**YOUR INSTRUCTIONS:** Take all the material and copy it exactly.

**STORED RECORDS:**

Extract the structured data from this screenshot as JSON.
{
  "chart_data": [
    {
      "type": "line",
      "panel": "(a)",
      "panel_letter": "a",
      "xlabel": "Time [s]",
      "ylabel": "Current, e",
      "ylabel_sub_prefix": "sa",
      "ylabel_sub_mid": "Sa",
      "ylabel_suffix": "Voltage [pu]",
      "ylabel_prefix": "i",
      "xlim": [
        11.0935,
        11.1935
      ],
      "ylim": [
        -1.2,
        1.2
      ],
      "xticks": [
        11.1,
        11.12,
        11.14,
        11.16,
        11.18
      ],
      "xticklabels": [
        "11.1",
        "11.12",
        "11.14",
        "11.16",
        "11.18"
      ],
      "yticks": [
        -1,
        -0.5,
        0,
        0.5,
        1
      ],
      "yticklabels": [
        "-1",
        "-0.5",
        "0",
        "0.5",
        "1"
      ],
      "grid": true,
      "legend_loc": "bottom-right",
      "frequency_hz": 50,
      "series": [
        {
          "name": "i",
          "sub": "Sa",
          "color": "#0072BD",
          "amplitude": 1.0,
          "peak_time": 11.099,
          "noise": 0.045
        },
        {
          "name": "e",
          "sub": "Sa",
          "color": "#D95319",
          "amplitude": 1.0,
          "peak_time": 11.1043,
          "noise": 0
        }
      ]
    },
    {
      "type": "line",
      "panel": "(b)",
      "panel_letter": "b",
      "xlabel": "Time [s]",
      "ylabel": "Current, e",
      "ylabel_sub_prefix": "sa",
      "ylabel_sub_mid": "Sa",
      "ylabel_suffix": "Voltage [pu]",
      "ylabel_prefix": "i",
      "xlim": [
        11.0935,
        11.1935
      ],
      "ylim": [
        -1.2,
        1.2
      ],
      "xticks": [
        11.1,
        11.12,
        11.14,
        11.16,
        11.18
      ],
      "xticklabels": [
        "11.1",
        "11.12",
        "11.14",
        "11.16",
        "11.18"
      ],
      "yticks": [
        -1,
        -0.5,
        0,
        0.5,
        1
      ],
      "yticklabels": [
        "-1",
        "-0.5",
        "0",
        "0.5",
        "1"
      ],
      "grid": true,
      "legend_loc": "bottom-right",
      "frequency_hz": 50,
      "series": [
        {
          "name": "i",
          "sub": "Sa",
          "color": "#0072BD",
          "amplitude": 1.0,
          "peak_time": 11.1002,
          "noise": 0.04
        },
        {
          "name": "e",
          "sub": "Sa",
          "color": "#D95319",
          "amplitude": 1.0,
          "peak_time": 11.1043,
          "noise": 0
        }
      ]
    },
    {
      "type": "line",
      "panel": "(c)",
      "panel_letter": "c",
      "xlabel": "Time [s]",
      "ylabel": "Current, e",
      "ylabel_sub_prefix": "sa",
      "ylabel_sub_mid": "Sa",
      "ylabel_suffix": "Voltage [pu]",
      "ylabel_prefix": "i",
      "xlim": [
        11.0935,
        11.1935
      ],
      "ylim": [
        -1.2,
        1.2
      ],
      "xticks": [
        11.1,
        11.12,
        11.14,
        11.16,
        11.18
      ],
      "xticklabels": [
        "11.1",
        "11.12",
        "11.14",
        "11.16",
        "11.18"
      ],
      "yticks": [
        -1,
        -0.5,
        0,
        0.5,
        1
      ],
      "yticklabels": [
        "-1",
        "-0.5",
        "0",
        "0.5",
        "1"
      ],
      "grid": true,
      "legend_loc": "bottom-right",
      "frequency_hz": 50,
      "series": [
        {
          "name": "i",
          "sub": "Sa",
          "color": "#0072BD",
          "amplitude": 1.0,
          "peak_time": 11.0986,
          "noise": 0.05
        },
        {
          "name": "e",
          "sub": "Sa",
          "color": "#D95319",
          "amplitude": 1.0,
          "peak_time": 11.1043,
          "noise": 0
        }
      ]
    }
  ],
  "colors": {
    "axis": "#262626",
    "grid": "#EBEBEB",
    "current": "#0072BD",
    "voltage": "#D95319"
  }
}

**RESULT:**
Extract the structured data from this screenshot as JSON.
{
  "chart_data": [
    {
      "type": "line",
      "panel": "(a)",
      "panel_letter": "a",
      "xlabel": "Time [s]",
      "ylabel": "Current, e",
      "ylabel_sub_prefix": "sa",
      "ylabel_sub_mid": "Sa",
      "ylabel_suffix": "Voltage [pu]",
      "ylabel_prefix": "i",
      "xlim": [
        11.0935,
        11.1935
      ],
      "ylim": [
        -1.2,
        1.2
      ],
      "xticks": [
        11.1,
        11.12,
        11.14,
        11.16,
        11.18
      ],
      "xticklabels": [
        "11.1",
        "11.12",
        "11.14",
        "11.16",
        "11.18"
      ],
      "yticks": [
        -1,
        -0.5,
        0,
        0.5,
        1
      ],
      "yticklabels": [
        "-1",
        "-0.5",
        "0",
        "0.5",
        "1"
      ],
      "grid": true,
      "legend_loc": "bottom-right",
      "frequency_hz": 50,
      "series": [
        {
          "name": "i",
          "sub": "Sa",
          "color": "#0072BD",
          "amplitude": 1.0,
          "peak_time": 11.099,
          "noise": 0.045
        },
        {
          "name": "e",
          "sub": "Sa",
          "color": "#D95319",
          "amplitude": 1.0,
          "peak_time": 11.1043,
          "noise": 0
        }
      ]
    },
    {
      "type": "line",
      "panel": "(b)",
      "panel_letter": "b",
      "xlabel": "Time [s]",
      "ylabel": "Current, e",
      "ylabel_sub_prefix": "sa",
      "ylabel_sub_mid": "Sa",
      "ylabel_suffix": "Voltage [pu]",
      "ylabel_prefix": "i",
      "xlim": [
        11.0935,
        11.1935
      ],
      "ylim": [
        -1.2,
        1.2
      ],
      "xticks": [
        11.1,
        11.12,
        11.14,
        11.16,
        11.18
      ],
      "xticklabels": [
        "11.1",
        "11.12",
        "11.14",
        "11.16",
        "11.18"
      ],
      "yticks": [
        -1,
        -0.5,
        0,
        0.5,
        1
      ],
      "yticklabels": [
        "-1",
        "-0.5",
        "0",
        "0.5",
        "1"
      ],
      "grid": true,
      "legend_loc": "bottom-right",
      "frequency_hz": 50,
      "series": [
        {
          "name": "i",
          "sub": "Sa",
          "color": "#0072BD",
          "amplitude": 1.0,
          "peak_time": 11.1002,
          "noise": 0.04
        },
        {
          "name": "e",
          "sub": "Sa",
          "color": "#D95319",
          "amplitude": 1.0,
          "peak_time": 11.1043,
          "noise": 0
        }
      ]
    },
    {
      "type": "line",
      "panel": "(c)",
      "panel_letter": "c",
      "xlabel": "Time [s]",
      "ylabel": "Current, e",
      "ylabel_sub_prefix": "sa",
      "ylabel_sub_mid": "Sa",
      "ylabel_suffix": "Voltage [pu]",
      "ylabel_prefix": "i",
      "xlim": [
        11.0935,
        11.1935
      ],
      "ylim": [
        -1.2,
        1.2
      ],
      "xticks": [
        11.1,
        11.12,
        11.14,
        11.16,
        11.18
      ],
      "xticklabels": [
        "11.1",
        "11.12",
        "11.14",
        "11.16",
        "11.18"
      ],
      "yticks": [
        -1,
        -0.5,
        0,
        0.5,
        1
      ],
      "yticklabels": [
        "-1",
        "-0.5",
        "0",
        "0.5",
        "1"
      ],
      "grid": true,
      "legend_loc": "bottom-right",
      "frequency_hz": 50,
      "series": [
        {
          "name": "i",
          "sub": "Sa",
          "color": "#0072BD",
          "amplitude": 1.0,
          "peak_time": 11.0986,
          "noise": 0.05
        },
        {
          "name": "e",
          "sub": "Sa",
          "color": "#D95319",
          "amplitude": 1.0,
          "peak_time": 11.1043,
          "noise": 0
        }
      ]
    }
  ],
  "colors": {
    "axis": "#262626",
    "grid": "#EBEBEB",
    "current": "#0072BD",
    "voltage": "#D95319"
  }
}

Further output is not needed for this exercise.